**Task to carry out**
Go through the listing and copy every line word for word.

===== Data for this exercise =====

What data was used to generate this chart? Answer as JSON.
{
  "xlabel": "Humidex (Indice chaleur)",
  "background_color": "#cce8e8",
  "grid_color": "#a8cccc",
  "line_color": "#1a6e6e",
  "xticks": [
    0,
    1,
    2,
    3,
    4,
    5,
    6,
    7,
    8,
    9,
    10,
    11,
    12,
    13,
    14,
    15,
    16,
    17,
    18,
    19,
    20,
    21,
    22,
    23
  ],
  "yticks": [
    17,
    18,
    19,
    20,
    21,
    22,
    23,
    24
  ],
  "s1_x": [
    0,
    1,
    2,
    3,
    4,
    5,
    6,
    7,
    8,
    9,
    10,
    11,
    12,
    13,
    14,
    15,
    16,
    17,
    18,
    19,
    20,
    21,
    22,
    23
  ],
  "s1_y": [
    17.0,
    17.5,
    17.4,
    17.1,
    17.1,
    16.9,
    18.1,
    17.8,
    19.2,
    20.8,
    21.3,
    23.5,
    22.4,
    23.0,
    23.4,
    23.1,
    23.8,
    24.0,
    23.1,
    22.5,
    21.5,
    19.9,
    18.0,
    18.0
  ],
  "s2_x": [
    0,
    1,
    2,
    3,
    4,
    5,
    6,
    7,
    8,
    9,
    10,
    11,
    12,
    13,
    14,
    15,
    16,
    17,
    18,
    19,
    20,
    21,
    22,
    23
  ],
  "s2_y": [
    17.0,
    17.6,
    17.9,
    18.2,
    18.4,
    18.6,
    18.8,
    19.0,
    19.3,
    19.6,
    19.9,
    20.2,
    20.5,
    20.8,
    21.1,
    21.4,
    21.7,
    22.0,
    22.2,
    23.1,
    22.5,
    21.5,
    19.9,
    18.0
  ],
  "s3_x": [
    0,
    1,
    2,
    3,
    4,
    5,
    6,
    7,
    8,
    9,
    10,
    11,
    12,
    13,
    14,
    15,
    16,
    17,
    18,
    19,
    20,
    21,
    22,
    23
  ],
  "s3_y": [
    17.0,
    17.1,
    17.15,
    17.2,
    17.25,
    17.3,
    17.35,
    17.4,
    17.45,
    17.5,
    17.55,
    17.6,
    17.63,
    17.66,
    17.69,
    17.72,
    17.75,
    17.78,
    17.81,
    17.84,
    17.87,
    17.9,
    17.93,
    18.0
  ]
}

=====

**Output of the exercise**
What data was used to generate this chart? Answer as JSON.
{
  "xlabel": "Humidex (Indice chaleur)",
  "background_color": "#cce8e8",
  "grid_color": "#a8cccc",
  "line_color": "#1a6e6e",
  "xticks": [
    0,
    1,
    2,
    3,
    4,
    5,
    6,
    7,
    8,
    9,
    10,
    11,
    12,
    13,
    14,
    15,
    16,
    17,
    18,
    19,
    20,
    21,
    22,
    23
  ],
  "yticks": [
    17,
    18,
    19,
    20,
    21,
    22,
    23,
    24
  ],
  "s1_x": [
    0,
    1,
    2,
    3,
    4,
    5,
    6,
    7,
    8,
    9,
    10,
    11,
    12,
    13,
    14,
    15,
    16,
    17,
    18,
    19,
    20,
    21,
    22,
    23
  ],
  "s1_y": [
    17.0,
    17.5,
    17.4,
    17.1,
    17.1,
    16.9,
    18.1,
    17.8,
    19.2,
    20.8,
    21.3,
    23.5,
    22.4,
    23.0,
    23.4,
    23.1,
    23.8,
    24.0,
    23.1,
    22.5,
    21.5,
    19.9,
    18.0,
    18.0
  ],
  "s2_x": [
    0,
    1,
    2,
    3,
    4,
    5,
    6,
    7,
    8,
    9,
    10,
    11,
    12,
    13,
    14,
    15,
    16,
    17,
    18,
    19,
    20,
    21,
    22,
    23
  ],
  "s2_y": [
    17.0,
    17.6,
    17.9,
    18.2,
    18.4,
    18.6,
    18.8,
    19.0,
    19.3,
    19.6,
    19.9,
    20.2,
    20.5,
    20.8,
    21.1,
    21.4,
    21.7,
    22.0,
    22.2,
    23.1,
    22.5,
    21.5,
    19.9,
    18.0
  ],
  "s3_x": [
    0,
    1,
    2,
    3,
    4,
    5,
    6,
    7,
    8,
    9,
    10,
    11,
    12,
    13,
    14,
    15,
    16,
    17,
    18,
    19,
    20,
    21,
    22,
    23
  ],
  "s3_y": [
    17.0,
    17.1,
    17.15,
    17.2,
    17.25,
    17.3,
    17.35,
    17.4,
    17.45,
    17.5,
    17.55,
    17.6,
    17.63,
    17.66,
    17.69,
    17.72,
    17.75,
    17.78,
    17.81,
    17.84,
    17.87,
    17.9,
    17.93,
    18.0
  ]
}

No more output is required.